### Goal of the exercise
Of the lines in this material, how many contain "Unix"? Answer with a single number only.

— BEGIN Exercise input —

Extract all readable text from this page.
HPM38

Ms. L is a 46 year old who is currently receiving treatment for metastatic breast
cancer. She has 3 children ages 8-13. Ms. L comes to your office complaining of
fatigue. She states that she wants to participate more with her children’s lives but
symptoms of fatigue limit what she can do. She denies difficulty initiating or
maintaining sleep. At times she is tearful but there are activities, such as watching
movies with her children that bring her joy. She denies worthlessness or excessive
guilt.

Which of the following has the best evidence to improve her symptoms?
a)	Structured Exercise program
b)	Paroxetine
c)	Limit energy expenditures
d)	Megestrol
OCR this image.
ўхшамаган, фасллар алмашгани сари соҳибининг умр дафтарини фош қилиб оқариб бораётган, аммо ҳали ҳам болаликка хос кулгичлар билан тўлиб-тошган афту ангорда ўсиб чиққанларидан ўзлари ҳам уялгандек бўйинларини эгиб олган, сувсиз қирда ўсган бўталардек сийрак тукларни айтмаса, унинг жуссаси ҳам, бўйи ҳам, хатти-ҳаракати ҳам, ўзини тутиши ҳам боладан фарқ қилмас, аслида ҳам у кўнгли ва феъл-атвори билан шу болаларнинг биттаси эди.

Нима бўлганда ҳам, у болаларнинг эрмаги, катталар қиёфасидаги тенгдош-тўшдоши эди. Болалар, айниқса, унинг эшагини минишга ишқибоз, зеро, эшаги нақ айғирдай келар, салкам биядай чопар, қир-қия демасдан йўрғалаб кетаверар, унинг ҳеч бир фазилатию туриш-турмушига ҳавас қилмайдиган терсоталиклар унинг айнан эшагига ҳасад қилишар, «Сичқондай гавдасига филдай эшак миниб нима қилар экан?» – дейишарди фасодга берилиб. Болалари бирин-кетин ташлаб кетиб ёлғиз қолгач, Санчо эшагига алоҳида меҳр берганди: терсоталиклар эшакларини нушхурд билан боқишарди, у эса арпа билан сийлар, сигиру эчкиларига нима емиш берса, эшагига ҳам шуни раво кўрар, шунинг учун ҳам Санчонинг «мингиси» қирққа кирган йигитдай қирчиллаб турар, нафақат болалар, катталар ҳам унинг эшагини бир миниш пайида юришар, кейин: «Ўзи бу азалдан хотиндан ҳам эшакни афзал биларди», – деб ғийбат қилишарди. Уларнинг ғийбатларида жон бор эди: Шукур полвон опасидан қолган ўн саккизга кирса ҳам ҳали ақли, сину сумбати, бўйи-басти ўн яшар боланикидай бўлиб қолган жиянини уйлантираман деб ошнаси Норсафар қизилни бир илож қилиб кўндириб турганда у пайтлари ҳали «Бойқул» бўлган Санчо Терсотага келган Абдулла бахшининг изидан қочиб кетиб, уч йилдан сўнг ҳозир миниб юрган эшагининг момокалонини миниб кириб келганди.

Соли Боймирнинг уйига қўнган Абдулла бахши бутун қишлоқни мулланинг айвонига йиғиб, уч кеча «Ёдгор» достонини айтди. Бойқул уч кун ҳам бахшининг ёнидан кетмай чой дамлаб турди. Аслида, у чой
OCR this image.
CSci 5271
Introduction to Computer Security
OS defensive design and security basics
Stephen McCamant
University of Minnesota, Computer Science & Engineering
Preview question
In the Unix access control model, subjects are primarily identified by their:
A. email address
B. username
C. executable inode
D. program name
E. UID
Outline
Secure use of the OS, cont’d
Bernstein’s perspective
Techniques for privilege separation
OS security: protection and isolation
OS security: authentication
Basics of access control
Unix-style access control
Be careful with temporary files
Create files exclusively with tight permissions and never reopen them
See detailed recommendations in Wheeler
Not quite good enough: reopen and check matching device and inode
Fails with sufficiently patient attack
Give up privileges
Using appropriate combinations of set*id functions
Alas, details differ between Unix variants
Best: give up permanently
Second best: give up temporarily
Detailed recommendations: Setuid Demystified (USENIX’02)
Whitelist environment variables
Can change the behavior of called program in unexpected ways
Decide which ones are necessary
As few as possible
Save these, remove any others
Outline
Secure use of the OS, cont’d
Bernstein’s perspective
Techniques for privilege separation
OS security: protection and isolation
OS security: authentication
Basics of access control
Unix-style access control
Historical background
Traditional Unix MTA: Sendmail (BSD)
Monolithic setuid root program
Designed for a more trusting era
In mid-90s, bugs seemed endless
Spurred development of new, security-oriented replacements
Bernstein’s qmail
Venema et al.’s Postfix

— END Exercise input —

### The result
5